[START]

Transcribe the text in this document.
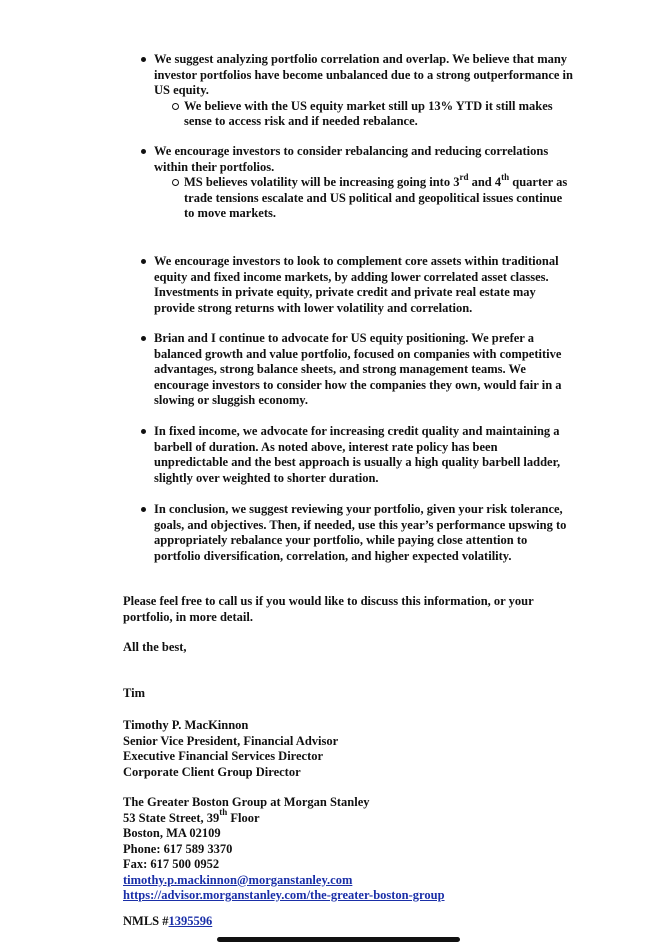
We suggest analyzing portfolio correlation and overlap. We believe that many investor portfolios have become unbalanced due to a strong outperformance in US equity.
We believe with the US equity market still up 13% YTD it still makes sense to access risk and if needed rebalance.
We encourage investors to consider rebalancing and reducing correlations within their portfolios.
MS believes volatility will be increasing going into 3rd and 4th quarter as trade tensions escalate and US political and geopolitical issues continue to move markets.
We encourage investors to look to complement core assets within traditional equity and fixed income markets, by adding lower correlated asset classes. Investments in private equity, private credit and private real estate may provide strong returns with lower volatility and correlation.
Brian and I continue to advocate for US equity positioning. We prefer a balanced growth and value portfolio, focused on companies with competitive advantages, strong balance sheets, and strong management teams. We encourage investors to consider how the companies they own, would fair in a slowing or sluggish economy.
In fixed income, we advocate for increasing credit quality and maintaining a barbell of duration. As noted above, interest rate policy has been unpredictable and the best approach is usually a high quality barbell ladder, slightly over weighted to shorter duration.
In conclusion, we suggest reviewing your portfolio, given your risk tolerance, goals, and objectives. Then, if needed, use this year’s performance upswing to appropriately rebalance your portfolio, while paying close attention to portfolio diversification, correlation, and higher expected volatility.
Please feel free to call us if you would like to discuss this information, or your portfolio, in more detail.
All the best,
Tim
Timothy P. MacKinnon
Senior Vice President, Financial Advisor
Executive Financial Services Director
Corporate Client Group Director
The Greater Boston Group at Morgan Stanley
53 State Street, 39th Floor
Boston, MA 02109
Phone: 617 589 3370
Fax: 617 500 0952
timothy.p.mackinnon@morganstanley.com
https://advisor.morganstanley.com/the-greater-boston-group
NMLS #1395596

[END]
[START]

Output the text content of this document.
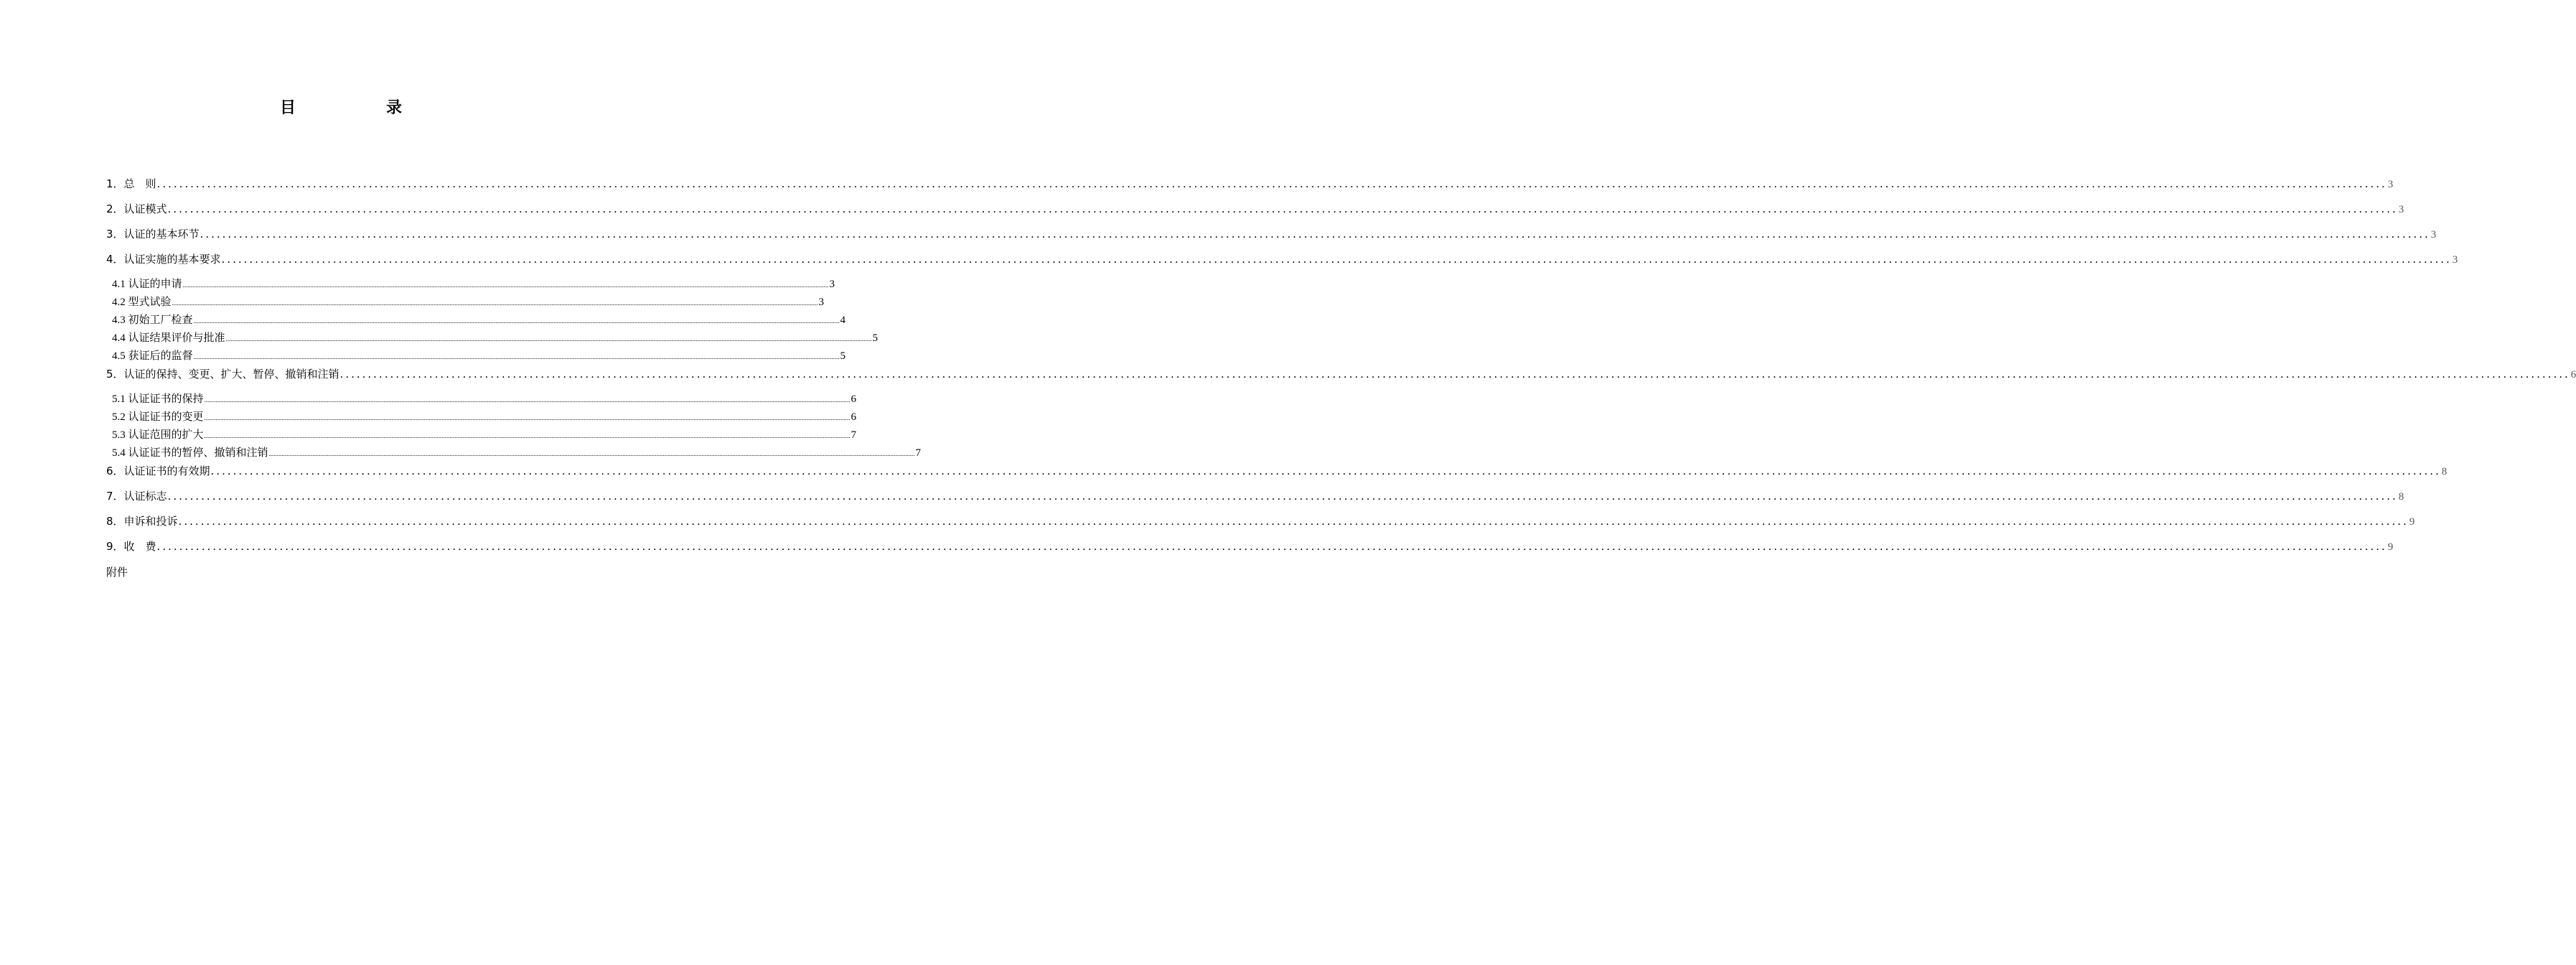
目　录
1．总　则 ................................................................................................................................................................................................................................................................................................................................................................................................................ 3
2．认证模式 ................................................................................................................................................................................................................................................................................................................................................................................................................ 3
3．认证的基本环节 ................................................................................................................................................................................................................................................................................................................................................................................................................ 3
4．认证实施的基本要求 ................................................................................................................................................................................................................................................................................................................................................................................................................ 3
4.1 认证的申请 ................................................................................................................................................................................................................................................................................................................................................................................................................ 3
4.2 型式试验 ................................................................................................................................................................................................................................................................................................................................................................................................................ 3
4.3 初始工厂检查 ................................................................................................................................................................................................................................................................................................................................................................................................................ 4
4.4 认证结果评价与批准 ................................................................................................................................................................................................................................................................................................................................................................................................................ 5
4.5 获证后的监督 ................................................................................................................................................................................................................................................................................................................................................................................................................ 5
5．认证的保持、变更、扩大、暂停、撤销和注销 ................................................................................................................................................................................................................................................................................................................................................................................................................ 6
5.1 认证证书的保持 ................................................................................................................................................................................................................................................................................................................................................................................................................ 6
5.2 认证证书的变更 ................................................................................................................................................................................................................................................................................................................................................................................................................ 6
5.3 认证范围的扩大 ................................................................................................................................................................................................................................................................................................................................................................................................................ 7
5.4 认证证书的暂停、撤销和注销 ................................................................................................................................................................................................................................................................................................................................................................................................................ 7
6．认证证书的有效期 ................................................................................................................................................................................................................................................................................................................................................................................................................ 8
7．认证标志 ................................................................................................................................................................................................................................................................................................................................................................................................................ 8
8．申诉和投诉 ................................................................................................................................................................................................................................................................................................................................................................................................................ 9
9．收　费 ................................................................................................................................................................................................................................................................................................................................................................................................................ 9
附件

[END]

To be done. Only the number is wanted: how many lines in the preceding entries hold the string "rebalance"?

Response. 2